● **Challenge**
Where a line holds the string "João", return that line.

● **Available records**
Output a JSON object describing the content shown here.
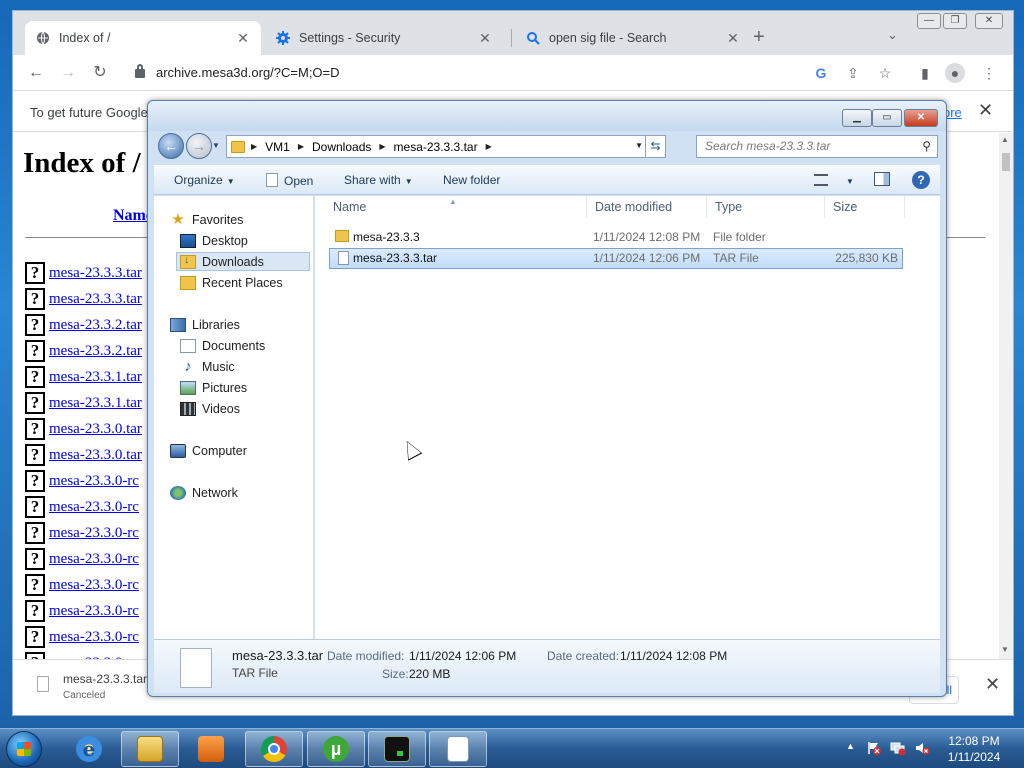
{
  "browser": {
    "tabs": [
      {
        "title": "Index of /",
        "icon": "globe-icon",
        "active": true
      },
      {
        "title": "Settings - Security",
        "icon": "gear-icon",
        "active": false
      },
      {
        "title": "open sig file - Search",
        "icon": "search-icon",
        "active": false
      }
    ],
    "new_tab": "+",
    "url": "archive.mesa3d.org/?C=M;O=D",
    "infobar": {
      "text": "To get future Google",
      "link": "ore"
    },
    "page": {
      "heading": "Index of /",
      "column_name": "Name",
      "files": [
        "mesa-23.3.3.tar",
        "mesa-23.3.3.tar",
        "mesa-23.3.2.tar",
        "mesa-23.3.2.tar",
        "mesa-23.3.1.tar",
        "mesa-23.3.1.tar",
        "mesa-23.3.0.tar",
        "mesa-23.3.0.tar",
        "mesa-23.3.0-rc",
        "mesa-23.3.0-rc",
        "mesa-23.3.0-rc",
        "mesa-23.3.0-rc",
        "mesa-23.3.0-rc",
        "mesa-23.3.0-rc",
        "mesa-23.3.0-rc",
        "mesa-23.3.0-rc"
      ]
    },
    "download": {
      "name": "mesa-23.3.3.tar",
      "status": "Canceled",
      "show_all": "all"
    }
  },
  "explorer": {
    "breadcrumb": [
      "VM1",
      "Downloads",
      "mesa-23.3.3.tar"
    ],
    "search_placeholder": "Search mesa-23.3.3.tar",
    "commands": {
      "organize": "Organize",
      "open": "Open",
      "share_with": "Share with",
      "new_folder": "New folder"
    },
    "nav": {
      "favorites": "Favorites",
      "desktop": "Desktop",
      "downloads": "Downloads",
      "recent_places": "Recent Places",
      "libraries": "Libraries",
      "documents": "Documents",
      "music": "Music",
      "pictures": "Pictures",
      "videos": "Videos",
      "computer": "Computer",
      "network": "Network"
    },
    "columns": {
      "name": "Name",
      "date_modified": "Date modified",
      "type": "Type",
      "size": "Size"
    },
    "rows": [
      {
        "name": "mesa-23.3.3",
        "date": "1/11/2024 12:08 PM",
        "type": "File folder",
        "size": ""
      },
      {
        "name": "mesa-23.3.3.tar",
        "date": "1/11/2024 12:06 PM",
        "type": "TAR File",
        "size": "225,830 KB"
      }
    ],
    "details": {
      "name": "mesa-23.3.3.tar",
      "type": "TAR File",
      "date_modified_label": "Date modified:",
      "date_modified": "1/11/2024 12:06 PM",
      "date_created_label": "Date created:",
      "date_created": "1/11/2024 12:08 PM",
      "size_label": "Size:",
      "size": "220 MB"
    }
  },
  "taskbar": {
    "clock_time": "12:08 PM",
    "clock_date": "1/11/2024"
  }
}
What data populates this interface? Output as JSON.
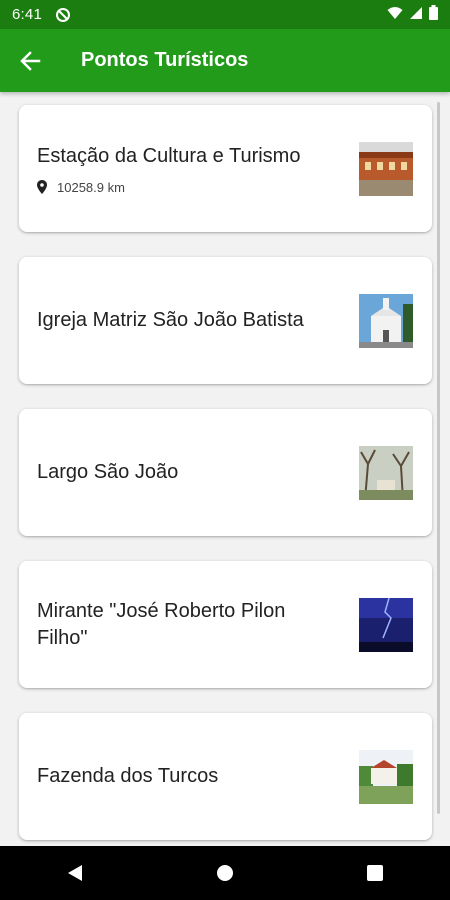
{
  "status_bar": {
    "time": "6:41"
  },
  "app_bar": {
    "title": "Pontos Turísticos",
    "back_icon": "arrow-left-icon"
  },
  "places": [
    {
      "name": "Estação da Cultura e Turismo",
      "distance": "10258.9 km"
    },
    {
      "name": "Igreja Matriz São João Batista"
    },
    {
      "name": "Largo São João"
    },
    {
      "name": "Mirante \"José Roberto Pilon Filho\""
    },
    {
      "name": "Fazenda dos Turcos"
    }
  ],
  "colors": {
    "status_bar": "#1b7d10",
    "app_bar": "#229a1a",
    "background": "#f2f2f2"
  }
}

==

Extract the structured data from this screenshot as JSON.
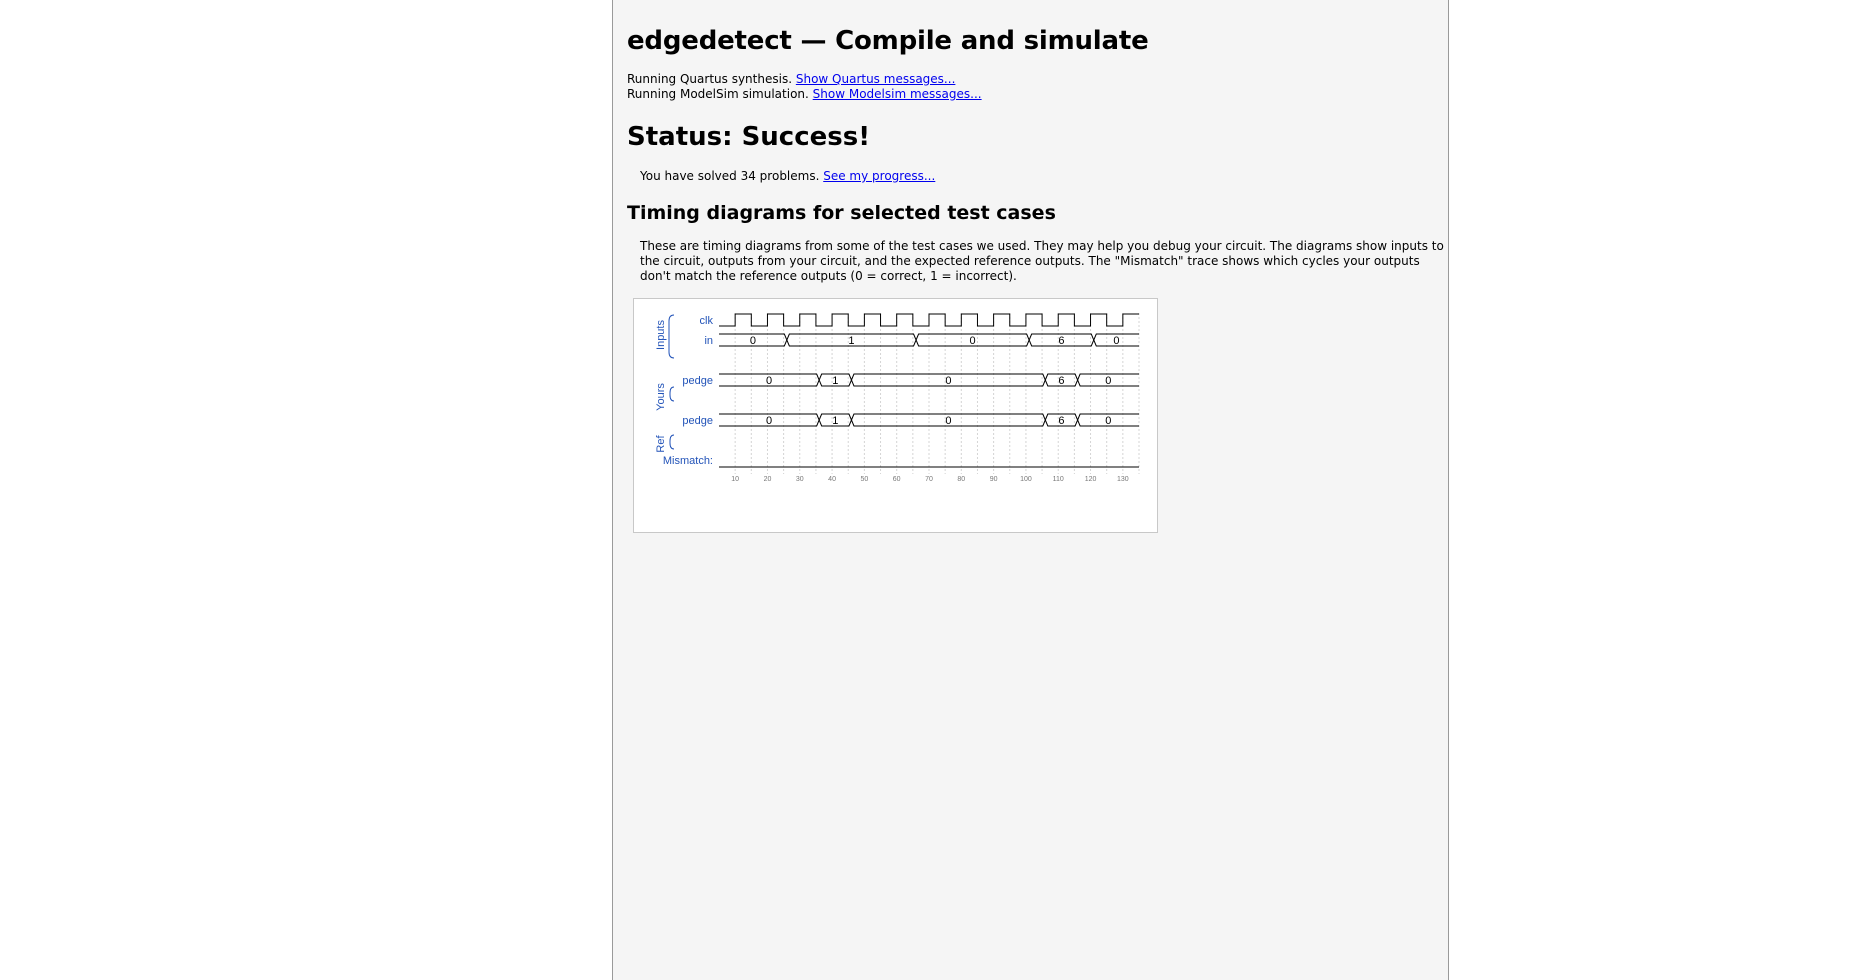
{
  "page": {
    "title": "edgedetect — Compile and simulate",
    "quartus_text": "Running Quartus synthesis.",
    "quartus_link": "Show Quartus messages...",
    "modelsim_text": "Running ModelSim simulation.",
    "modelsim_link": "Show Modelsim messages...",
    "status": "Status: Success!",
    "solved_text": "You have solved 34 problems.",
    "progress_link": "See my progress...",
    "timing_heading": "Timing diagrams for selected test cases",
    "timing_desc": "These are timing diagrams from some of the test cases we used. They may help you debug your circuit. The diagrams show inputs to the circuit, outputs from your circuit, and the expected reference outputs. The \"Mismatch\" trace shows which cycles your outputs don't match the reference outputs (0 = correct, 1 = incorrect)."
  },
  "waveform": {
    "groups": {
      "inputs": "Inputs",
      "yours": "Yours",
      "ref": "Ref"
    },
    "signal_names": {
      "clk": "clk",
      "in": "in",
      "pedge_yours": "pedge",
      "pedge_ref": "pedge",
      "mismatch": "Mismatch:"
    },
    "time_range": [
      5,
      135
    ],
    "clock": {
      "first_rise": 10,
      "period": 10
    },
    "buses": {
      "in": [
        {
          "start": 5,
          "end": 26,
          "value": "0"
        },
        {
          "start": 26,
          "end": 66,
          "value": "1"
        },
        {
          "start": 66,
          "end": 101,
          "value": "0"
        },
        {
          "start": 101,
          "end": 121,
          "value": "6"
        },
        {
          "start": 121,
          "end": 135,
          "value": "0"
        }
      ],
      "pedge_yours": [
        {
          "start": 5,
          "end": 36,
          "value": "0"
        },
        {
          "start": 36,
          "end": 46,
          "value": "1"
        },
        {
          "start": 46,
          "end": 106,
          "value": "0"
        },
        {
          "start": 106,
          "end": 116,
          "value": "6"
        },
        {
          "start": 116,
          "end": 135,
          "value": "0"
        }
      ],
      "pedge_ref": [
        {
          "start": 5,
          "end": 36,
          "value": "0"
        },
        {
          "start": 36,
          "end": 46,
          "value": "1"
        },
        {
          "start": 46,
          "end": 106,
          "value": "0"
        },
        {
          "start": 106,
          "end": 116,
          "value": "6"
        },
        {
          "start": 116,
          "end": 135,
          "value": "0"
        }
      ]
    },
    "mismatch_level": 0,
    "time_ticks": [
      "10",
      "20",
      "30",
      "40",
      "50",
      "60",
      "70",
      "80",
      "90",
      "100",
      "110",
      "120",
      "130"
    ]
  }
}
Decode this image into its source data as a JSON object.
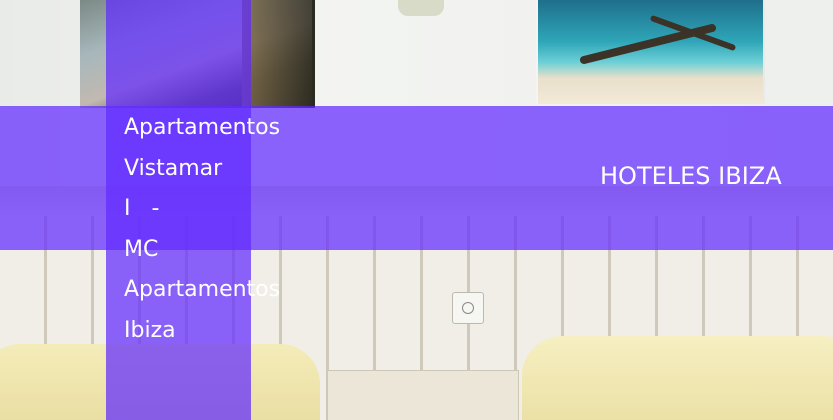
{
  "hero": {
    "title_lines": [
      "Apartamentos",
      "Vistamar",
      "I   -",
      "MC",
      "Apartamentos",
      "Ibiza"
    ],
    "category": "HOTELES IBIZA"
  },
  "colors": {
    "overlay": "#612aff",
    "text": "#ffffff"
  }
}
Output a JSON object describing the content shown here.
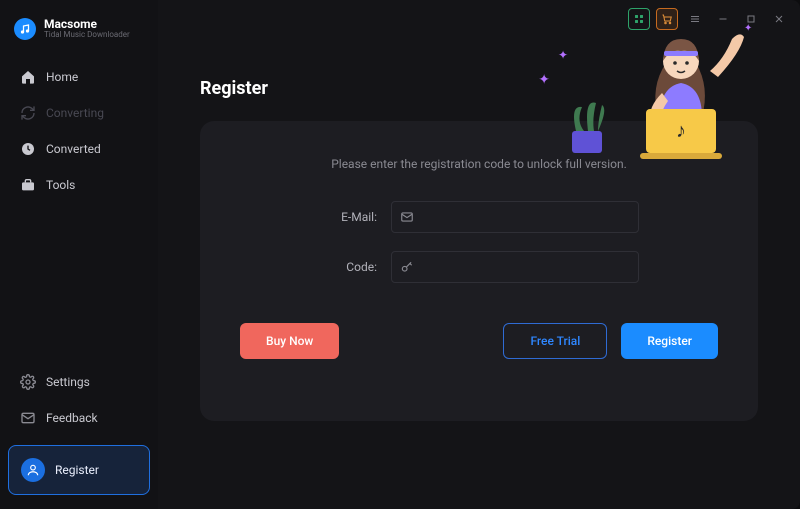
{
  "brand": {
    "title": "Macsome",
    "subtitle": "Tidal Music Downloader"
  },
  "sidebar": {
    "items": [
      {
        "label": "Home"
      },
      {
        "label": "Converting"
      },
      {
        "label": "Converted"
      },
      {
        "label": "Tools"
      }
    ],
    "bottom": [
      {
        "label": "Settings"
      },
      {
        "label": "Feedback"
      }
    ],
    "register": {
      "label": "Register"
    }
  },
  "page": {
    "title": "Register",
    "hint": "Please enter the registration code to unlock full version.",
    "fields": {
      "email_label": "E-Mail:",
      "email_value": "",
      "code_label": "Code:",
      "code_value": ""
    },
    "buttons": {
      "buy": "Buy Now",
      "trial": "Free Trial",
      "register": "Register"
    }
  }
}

* * *

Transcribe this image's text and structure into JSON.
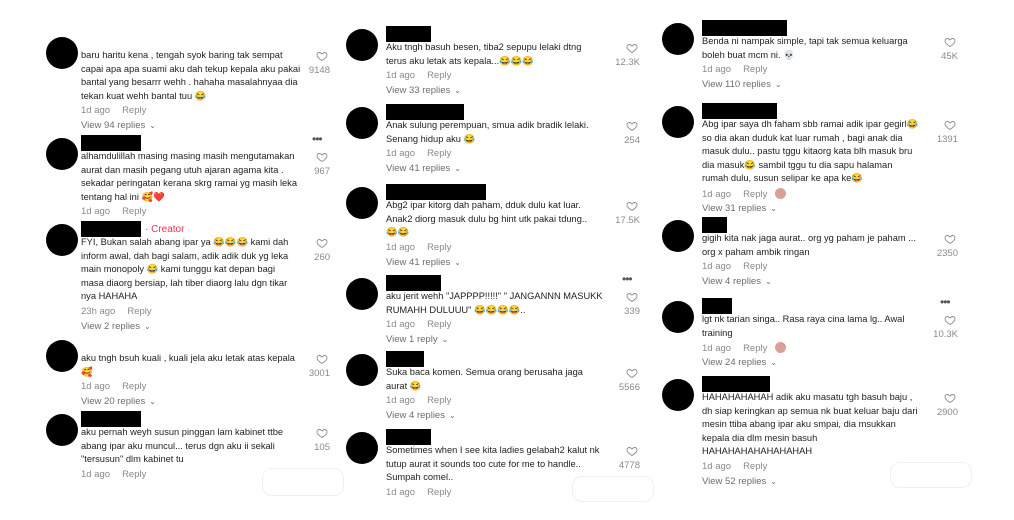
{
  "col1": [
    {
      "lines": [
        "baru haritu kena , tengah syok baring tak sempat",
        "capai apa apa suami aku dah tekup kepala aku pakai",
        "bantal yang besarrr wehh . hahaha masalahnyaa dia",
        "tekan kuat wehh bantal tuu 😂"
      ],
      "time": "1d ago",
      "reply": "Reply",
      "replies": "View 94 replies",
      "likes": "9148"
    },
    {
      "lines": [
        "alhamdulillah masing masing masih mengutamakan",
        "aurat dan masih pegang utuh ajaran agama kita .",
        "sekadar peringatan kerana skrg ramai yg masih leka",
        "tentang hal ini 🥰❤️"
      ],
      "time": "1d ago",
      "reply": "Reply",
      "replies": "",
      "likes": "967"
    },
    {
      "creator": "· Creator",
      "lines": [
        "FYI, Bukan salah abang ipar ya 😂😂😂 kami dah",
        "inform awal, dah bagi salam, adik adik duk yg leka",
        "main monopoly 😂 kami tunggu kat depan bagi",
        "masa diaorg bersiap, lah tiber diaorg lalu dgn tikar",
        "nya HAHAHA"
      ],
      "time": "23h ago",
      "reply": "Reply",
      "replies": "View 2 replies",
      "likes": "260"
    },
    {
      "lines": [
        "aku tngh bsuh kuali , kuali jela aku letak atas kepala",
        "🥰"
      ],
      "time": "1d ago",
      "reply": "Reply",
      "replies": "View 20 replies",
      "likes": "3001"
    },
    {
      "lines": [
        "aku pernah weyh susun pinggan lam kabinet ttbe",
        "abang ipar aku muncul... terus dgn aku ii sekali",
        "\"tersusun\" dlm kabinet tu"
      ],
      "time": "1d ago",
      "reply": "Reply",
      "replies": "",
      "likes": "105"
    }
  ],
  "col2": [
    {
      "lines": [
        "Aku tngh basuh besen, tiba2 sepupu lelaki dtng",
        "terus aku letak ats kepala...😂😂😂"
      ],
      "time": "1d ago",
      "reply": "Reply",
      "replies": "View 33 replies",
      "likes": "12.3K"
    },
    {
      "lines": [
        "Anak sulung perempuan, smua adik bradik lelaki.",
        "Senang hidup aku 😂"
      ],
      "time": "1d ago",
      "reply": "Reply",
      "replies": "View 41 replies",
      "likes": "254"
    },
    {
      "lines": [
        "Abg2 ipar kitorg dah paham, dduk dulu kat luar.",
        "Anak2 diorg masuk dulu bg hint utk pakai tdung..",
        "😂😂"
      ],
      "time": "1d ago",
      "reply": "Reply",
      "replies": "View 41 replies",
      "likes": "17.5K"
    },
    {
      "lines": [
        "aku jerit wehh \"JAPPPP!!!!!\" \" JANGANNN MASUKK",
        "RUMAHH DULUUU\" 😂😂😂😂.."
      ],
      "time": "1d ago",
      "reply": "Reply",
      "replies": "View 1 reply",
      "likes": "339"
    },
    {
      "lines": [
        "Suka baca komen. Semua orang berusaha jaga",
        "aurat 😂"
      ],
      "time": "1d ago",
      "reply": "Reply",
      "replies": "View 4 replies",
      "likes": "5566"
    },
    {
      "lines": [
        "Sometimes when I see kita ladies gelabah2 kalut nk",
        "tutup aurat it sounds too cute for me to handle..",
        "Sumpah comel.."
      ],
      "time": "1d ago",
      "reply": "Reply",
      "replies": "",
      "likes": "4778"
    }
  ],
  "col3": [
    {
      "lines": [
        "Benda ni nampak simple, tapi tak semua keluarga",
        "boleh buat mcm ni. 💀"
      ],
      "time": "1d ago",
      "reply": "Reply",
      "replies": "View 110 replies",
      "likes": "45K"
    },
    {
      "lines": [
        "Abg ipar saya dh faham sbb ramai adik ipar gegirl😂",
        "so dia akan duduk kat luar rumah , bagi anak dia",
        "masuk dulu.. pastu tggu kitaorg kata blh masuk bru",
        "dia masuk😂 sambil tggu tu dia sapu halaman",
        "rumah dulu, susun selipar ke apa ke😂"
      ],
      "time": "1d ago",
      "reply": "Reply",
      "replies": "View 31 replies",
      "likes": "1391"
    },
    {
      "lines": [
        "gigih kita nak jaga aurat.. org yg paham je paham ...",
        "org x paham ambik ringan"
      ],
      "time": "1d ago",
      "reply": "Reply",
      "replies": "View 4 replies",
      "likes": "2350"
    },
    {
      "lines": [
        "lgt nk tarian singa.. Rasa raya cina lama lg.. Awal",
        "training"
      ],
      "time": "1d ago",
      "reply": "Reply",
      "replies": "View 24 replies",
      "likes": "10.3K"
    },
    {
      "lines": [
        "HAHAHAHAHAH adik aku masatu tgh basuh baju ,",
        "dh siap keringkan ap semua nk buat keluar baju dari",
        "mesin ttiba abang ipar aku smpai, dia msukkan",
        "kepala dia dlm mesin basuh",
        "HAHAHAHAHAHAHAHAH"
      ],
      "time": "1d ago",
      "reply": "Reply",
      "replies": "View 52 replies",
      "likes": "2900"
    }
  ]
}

● **Solution to the exercise**
      "name": "Igreja Matriz São João Batista"
      "name": "Largo São João"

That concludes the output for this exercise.